Task requirements
Search the data for the word "this" and copy every line that contains it.

------------------------------

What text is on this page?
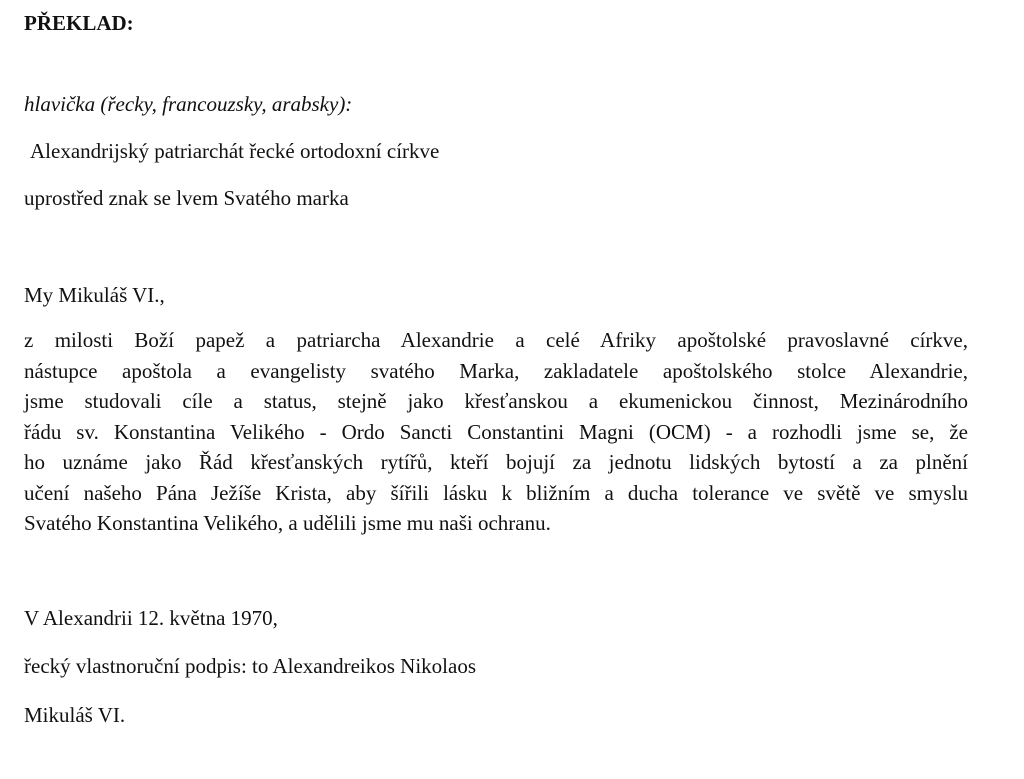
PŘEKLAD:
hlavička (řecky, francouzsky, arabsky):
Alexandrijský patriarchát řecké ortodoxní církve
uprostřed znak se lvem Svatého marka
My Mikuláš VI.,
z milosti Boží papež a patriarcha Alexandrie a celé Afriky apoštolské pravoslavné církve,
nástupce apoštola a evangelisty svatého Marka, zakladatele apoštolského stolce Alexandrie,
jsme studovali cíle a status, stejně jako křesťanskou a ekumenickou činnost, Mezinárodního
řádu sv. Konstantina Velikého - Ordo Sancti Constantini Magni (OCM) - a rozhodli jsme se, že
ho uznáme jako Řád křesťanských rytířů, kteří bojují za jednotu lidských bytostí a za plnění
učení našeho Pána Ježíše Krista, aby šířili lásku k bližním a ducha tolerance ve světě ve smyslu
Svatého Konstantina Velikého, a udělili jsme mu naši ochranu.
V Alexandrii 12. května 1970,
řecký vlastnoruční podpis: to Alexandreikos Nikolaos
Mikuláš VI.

------------------------------

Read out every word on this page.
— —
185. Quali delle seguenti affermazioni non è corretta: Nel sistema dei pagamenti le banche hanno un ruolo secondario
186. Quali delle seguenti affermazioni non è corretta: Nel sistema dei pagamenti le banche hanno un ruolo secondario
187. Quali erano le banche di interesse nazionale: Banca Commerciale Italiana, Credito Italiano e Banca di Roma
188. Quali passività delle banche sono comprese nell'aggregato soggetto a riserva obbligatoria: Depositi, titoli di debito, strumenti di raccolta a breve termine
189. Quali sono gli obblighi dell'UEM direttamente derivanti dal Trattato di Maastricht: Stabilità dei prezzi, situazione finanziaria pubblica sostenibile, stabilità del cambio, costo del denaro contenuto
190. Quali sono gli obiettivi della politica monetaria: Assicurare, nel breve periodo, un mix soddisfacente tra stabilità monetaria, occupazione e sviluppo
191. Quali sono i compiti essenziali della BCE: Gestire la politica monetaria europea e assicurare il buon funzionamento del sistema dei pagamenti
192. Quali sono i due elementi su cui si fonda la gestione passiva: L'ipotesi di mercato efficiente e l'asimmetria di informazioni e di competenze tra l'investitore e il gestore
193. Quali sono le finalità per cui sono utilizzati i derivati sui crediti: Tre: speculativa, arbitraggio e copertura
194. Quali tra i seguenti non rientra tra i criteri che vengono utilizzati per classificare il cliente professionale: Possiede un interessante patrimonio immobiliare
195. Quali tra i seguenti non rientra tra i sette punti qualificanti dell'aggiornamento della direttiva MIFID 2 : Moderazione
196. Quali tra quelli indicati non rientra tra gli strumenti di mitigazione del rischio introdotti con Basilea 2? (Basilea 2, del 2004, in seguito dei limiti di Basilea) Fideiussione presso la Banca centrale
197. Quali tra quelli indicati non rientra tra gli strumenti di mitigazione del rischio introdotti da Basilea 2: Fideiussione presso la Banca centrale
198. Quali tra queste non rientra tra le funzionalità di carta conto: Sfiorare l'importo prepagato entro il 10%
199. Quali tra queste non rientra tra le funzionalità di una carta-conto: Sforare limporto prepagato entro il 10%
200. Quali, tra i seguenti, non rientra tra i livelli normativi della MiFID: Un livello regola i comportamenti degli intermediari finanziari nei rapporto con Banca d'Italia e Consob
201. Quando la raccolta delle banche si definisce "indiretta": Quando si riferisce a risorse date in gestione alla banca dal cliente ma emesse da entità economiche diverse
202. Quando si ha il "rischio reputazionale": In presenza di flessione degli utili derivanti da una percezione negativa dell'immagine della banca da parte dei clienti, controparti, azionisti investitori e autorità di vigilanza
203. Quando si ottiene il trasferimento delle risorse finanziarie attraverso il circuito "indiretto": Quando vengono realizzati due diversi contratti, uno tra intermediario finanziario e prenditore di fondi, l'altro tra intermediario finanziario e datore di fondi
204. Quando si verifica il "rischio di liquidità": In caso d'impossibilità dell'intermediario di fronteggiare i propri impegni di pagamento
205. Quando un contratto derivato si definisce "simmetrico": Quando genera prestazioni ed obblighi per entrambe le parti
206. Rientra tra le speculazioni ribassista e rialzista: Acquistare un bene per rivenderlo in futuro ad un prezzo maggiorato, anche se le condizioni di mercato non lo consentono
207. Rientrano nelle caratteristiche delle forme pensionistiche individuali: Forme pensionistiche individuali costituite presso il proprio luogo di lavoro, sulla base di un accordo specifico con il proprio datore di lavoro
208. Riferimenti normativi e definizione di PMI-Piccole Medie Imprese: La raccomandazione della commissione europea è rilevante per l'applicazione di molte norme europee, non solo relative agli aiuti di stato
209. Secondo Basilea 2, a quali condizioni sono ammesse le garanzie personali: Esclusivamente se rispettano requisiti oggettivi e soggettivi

------------------------------

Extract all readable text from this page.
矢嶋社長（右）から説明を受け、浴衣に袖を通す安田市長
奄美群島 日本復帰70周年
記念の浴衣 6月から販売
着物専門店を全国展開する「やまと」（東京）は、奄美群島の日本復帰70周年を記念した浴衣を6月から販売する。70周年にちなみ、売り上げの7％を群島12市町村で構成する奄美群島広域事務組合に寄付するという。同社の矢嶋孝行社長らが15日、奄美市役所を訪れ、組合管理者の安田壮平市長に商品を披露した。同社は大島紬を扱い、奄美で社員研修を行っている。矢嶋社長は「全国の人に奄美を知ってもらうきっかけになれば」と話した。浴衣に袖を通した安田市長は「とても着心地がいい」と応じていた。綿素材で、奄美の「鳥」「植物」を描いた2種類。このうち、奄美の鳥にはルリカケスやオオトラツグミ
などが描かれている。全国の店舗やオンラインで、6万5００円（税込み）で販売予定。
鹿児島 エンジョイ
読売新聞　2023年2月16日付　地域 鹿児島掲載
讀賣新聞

------------------------------

Solution to the exercise
What text is on this page?
Read out every word on this page.
Extract all readable text from this page.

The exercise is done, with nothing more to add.